**Your instructions:** Work out how many lines of the records contain "marker". Answer with the number and nothing else.

Figure data in JSON:
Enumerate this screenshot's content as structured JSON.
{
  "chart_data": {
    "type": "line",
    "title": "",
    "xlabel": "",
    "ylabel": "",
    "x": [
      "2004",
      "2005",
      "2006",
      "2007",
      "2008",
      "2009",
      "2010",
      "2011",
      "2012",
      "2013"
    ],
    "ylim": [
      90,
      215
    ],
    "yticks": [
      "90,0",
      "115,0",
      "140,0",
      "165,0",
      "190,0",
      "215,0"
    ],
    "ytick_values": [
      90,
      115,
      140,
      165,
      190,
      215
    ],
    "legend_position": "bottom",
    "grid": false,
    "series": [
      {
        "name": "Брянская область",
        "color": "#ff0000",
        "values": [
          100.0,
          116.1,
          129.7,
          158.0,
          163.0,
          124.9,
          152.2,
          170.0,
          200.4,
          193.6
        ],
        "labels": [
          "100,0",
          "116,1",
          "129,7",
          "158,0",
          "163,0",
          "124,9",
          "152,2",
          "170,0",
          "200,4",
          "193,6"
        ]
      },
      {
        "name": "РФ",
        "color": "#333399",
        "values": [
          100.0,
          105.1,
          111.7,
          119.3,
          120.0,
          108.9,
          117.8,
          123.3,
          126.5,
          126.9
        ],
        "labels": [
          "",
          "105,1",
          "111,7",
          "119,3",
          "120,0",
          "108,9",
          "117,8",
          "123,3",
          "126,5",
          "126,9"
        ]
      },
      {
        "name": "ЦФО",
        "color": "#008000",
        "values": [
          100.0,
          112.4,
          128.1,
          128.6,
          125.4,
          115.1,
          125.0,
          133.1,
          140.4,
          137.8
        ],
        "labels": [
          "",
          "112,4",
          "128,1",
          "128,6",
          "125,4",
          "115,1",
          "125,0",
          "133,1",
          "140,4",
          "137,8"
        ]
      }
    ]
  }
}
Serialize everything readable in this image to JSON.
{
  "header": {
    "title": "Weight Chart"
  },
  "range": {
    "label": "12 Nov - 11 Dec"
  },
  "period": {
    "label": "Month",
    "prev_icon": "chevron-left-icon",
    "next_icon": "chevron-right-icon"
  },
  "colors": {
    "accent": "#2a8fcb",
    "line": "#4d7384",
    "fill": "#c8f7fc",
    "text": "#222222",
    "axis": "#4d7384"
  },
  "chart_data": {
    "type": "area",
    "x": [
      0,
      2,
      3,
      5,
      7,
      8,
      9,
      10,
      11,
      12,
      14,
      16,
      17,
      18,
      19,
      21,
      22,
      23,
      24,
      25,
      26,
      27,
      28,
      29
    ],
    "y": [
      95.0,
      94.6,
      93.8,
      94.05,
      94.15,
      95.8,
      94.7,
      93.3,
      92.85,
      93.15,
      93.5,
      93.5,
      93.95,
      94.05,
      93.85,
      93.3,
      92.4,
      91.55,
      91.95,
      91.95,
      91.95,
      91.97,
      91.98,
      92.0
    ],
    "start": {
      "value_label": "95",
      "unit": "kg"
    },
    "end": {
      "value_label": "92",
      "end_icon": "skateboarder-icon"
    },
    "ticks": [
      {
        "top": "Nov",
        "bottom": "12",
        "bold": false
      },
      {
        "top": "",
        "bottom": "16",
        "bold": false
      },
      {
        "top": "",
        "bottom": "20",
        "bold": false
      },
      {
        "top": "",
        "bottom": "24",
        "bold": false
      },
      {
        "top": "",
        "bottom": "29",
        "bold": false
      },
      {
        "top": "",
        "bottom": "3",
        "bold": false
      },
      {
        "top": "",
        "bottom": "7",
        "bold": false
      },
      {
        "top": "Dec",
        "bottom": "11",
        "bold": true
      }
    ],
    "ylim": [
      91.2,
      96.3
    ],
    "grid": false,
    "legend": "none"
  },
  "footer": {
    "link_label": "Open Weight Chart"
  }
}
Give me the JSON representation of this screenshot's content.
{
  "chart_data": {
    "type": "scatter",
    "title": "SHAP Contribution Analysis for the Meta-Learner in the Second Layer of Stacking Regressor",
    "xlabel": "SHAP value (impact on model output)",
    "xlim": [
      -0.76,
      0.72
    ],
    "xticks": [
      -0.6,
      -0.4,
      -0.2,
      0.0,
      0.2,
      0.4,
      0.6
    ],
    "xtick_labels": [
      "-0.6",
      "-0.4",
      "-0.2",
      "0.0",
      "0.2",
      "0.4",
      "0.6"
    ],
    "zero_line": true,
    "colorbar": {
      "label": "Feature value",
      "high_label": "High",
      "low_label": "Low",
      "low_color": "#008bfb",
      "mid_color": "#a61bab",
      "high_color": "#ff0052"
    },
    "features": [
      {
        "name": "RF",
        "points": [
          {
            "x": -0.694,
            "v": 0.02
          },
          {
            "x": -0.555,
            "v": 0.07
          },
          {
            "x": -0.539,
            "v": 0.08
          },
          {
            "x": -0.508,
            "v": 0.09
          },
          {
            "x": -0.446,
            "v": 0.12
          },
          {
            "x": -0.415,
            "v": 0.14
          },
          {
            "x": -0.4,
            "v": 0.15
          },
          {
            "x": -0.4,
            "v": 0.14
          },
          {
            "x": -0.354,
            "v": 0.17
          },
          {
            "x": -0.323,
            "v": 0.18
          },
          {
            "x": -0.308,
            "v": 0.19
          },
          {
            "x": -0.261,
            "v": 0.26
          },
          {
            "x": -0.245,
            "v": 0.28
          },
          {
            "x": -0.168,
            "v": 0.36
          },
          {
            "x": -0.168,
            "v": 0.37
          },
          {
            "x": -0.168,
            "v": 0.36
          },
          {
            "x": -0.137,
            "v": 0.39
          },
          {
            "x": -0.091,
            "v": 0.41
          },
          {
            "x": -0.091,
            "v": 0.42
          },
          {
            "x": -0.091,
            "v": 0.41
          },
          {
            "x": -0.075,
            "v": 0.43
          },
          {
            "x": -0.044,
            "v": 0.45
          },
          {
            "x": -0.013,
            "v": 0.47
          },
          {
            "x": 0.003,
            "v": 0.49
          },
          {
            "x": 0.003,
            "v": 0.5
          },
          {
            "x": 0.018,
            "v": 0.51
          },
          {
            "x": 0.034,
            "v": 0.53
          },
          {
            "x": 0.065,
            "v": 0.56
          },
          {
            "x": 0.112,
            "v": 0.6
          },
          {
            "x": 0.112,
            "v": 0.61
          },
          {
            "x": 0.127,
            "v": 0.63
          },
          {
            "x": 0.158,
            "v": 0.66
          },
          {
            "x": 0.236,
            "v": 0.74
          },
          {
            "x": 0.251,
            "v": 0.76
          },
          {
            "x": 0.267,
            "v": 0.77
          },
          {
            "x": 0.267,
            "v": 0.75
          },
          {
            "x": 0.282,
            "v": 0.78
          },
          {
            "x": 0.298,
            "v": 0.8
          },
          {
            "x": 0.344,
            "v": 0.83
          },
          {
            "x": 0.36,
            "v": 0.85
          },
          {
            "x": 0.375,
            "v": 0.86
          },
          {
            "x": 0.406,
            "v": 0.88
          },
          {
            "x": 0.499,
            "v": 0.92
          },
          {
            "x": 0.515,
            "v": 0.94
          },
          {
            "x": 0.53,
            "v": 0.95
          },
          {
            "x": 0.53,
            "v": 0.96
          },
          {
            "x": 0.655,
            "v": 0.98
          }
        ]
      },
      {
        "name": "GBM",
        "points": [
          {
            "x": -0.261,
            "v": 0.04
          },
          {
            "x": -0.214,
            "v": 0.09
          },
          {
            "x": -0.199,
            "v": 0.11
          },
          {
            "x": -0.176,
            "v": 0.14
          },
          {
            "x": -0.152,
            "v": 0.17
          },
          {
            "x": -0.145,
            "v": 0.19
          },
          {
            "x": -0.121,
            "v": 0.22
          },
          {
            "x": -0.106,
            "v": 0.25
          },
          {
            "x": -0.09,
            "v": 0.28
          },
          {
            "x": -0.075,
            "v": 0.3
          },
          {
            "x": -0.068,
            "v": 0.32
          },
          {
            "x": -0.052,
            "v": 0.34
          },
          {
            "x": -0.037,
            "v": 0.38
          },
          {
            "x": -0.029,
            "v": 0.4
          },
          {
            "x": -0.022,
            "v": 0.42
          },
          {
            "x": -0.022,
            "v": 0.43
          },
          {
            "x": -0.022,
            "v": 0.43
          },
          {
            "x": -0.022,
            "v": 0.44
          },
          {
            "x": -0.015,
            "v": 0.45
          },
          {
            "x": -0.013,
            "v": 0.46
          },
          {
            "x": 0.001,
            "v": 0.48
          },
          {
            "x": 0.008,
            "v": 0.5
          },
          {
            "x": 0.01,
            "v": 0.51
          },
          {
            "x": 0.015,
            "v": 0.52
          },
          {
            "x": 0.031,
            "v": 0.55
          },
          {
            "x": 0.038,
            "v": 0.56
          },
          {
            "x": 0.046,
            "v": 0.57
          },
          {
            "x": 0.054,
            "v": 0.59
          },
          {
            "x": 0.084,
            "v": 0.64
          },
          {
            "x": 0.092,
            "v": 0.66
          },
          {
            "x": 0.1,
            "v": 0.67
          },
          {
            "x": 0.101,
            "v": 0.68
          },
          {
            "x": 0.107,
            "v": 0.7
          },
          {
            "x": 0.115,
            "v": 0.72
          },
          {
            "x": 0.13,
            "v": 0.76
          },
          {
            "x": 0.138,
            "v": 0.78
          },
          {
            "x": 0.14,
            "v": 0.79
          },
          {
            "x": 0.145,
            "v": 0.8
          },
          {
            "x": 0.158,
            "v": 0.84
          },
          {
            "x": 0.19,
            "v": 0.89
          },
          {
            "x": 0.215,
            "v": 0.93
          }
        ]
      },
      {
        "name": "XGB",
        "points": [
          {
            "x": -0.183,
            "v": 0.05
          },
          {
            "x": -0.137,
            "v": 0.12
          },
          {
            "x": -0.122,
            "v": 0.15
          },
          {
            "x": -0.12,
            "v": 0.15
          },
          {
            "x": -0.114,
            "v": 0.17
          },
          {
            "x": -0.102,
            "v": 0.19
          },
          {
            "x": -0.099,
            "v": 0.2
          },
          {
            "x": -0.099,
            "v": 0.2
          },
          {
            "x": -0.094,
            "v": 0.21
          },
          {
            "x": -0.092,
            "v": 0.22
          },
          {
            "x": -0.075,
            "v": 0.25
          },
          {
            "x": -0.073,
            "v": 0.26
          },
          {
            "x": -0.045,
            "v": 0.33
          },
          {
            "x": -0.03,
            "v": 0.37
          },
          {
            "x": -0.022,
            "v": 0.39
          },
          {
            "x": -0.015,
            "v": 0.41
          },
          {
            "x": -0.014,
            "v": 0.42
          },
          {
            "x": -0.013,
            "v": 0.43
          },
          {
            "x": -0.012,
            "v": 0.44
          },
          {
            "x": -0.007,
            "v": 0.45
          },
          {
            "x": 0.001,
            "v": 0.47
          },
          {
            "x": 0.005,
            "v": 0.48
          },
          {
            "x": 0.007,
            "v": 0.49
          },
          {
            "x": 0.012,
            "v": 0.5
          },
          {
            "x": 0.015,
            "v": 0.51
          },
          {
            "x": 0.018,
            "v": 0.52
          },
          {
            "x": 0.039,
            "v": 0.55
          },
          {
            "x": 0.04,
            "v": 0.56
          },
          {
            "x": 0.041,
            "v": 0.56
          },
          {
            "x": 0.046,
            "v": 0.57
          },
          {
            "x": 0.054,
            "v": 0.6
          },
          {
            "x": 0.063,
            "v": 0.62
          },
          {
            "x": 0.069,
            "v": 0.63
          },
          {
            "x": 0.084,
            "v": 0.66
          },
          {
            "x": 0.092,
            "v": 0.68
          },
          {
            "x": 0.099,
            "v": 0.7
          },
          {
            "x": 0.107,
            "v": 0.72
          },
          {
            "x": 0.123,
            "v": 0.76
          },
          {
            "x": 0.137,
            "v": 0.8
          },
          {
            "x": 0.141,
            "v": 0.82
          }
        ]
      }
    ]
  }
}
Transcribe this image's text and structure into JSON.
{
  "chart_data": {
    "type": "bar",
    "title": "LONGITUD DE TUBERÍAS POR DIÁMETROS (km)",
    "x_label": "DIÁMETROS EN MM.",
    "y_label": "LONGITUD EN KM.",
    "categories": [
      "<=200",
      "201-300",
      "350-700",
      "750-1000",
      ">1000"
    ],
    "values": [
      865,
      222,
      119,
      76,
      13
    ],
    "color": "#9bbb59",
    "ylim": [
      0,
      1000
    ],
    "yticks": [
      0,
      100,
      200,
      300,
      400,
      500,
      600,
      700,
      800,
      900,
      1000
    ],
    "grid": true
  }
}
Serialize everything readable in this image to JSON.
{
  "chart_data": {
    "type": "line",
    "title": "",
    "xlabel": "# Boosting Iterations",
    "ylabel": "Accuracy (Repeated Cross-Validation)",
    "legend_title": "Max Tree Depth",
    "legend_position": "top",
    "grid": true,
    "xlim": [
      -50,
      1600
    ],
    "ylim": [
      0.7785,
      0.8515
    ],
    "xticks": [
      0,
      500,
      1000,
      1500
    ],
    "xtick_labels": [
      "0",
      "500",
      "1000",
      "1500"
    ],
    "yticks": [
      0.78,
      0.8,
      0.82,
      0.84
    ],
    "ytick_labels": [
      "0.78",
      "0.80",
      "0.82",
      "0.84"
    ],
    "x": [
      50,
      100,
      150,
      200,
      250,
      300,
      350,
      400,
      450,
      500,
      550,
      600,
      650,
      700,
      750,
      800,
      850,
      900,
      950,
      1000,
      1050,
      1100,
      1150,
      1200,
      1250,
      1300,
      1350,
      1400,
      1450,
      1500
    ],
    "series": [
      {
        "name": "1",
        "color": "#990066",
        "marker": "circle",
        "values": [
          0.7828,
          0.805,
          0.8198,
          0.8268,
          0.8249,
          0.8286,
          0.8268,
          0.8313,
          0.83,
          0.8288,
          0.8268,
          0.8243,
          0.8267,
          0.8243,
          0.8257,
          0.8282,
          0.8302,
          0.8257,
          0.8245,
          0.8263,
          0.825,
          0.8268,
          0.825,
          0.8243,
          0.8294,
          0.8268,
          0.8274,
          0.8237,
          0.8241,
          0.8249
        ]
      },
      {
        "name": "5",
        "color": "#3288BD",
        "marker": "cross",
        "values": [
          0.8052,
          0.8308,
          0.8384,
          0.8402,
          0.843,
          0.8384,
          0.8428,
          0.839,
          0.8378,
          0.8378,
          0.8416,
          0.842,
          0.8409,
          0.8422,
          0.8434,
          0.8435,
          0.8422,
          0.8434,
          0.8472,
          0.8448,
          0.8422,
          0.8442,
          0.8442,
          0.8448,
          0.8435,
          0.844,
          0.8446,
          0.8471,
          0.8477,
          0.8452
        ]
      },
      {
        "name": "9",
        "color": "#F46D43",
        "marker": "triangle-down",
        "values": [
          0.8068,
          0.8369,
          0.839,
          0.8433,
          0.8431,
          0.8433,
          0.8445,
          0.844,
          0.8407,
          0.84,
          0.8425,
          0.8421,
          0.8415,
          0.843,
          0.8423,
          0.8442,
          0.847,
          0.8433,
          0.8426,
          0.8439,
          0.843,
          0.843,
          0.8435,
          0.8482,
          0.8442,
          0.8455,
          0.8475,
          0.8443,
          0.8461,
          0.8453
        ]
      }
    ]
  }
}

**Worked answer:** 3